** START OF Records shown **
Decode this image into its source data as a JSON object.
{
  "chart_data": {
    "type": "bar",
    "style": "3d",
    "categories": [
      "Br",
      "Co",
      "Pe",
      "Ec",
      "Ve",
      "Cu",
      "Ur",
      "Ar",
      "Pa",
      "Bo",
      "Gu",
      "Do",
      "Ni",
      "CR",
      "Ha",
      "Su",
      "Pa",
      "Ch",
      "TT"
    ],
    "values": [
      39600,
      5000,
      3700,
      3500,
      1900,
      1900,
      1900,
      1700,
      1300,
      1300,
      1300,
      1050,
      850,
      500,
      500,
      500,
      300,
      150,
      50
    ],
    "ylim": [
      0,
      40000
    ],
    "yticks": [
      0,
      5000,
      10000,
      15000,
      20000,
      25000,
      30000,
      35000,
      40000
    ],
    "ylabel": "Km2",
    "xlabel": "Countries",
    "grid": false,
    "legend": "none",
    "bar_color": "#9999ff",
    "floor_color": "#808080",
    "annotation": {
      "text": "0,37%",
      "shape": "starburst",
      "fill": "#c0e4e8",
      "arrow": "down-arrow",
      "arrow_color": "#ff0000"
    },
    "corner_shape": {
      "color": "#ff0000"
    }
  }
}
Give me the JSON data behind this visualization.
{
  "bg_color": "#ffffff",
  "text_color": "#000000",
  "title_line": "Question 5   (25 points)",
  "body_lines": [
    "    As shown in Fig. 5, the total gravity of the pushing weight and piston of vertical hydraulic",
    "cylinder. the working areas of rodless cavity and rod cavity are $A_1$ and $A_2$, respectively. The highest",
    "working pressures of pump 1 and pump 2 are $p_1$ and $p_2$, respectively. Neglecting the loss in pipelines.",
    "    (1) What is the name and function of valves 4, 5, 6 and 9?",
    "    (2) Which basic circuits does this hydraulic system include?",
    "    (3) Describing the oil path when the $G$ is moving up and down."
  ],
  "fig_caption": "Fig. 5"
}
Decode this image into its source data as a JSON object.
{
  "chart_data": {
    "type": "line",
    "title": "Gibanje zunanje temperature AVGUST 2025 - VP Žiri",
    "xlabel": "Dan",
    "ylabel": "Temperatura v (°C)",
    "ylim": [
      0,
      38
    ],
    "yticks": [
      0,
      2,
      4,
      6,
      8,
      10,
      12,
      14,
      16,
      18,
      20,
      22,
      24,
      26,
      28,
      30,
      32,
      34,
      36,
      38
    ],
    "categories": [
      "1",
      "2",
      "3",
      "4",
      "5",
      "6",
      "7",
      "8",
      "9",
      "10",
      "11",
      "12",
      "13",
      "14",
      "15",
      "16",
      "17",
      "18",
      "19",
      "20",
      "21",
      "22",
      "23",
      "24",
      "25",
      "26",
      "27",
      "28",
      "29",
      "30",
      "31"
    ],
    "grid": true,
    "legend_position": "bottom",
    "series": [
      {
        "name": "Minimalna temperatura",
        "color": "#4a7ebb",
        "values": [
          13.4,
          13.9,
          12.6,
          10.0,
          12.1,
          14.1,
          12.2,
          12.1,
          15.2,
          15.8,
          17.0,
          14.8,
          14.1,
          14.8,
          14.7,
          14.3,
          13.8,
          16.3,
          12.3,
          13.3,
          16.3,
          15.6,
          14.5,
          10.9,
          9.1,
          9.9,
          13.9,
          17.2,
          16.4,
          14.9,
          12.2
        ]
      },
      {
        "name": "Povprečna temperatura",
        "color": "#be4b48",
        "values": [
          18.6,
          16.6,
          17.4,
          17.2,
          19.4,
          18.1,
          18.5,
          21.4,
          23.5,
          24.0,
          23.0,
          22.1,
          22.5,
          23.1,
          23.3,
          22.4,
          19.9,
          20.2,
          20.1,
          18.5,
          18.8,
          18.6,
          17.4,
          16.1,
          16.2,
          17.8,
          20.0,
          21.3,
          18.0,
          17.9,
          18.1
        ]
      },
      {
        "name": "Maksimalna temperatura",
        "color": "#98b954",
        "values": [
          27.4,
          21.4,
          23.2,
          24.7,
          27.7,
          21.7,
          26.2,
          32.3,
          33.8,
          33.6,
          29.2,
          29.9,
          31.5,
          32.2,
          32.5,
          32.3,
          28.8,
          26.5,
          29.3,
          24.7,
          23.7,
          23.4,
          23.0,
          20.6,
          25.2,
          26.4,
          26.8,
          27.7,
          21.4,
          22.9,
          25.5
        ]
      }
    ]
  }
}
** END OF Records shown **
### The task:
Please give back all of the records exactly as written.

### Exercise solution:
Decode this image into its source data as a JSON object.
{
  "chart_data": {
    "type": "bar",
    "style": "3d",
    "categories": [
      "Br",
      "Co",
      "Pe",
      "Ec",
      "Ve",
      "Cu",
      "Ur",
      "Ar",
      "Pa",
      "Bo",
      "Gu",
      "Do",
      "Ni",
      "CR",
      "Ha",
      "Su",
      "Pa",
      "Ch",
      "TT"
    ],
    "values": [
      39600,
      5000,
      3700,
      3500,
      1900,
      1900,
      1900,
      1700,
      1300,
      1300,
      1300,
      1050,
      850,
      500,
      500,
      500,
      300,
      150,
      50
    ],
    "ylim": [
      0,
      40000
    ],
    "yticks": [
      0,
      5000,
      10000,
      15000,
      20000,
      25000,
      30000,
      35000,
      40000
    ],
    "ylabel": "Km2",
    "xlabel": "Countries",
    "grid": false,
    "legend": "none",
    "bar_color": "#9999ff",
    "floor_color": "#808080",
    "annotation": {
      "text": "0,37%",
      "shape": "starburst",
      "fill": "#c0e4e8",
      "arrow": "down-arrow",
      "arrow_color": "#ff0000"
    },
    "corner_shape": {
      "color": "#ff0000"
    }
  }
}
Give me the JSON data behind this visualization.
{
  "bg_color": "#ffffff",
  "text_color": "#000000",
  "title_line": "Question 5   (25 points)",
  "body_lines": [
    "    As shown in Fig. 5, the total gravity of the pushing weight and piston of vertical hydraulic",
    "cylinder. the working areas of rodless cavity and rod cavity are $A_1$ and $A_2$, respectively. The highest",
    "working pressures of pump 1 and pump 2 are $p_1$ and $p_2$, respectively. Neglecting the loss in pipelines.",
    "    (1) What is the name and function of valves 4, 5, 6 and 9?",
    "    (2) Which basic circuits does this hydraulic system include?",
    "    (3) Describing the oil path when the $G$ is moving up and down."
  ],
  "fig_caption": "Fig. 5"
}
Decode this image into its source data as a JSON object.
{
  "chart_data": {
    "type": "line",
    "title": "Gibanje zunanje temperature AVGUST 2025 - VP Žiri",
    "xlabel": "Dan",
    "ylabel": "Temperatura v (°C)",
    "ylim": [
      0,
      38
    ],
    "yticks": [
      0,
      2,
      4,
      6,
      8,
      10,
      12,
      14,
      16,
      18,
      20,
      22,
      24,
      26,
      28,
      30,
      32,
      34,
      36,
      38
    ],
    "categories": [
      "1",
      "2",
      "3",
      "4",
      "5",
      "6",
      "7",
      "8",
      "9",
      "10",
      "11",
      "12",
      "13",
      "14",
      "15",
      "16",
      "17",
      "18",
      "19",
      "20",
      "21",
      "22",
      "23",
      "24",
      "25",
      "26",
      "27",
      "28",
      "29",
      "30",
      "31"
    ],
    "grid": true,
    "legend_position": "bottom",
    "series": [
      {
        "name": "Minimalna temperatura",
        "color": "#4a7ebb",
        "values": [
          13.4,
          13.9,
          12.6,
          10.0,
          12.1,
          14.1,
          12.2,
          12.1,
          15.2,
          15.8,
          17.0,
          14.8,
          14.1,
          14.8,
          14.7,
          14.3,
          13.8,
          16.3,
          12.3,
          13.3,
          16.3,
          15.6,
          14.5,
          10.9,
          9.1,
          9.9,
          13.9,
          17.2,
          16.4,
          14.9,
          12.2
        ]
      },
      {
        "name": "Povprečna temperatura",
        "color": "#be4b48",
        "values": [
          18.6,
          16.6,
          17.4,
          17.2,
          19.4,
          18.1,
          18.5,
          21.4,
          23.5,
          24.0,
          23.0,
          22.1,
          22.5,
          23.1,
          23.3,
          22.4,
          19.9,
          20.2,
          20.1,
          18.5,
          18.8,
          18.6,
          17.4,
          16.1,
          16.2,
          17.8,
          20.0,
          21.3,
          18.0,
          17.9,
          18.1
        ]
      },
      {
        "name": "Maksimalna temperatura",
        "color": "#98b954",
        "values": [
          27.4,
          21.4,
          23.2,
          24.7,
          27.7,
          21.7,
          26.2,
          32.3,
          33.8,
          33.6,
          29.2,
          29.9,
          31.5,
          32.2,
          32.5,
          32.3,
          28.8,
          26.5,
          29.3,
          24.7,
          23.7,
          23.4,
          23.0,
          20.6,
          25.2,
          26.4,
          26.8,
          27.7,
          21.4,
          22.9,
          25.5
        ]
      }
    ]
  }
}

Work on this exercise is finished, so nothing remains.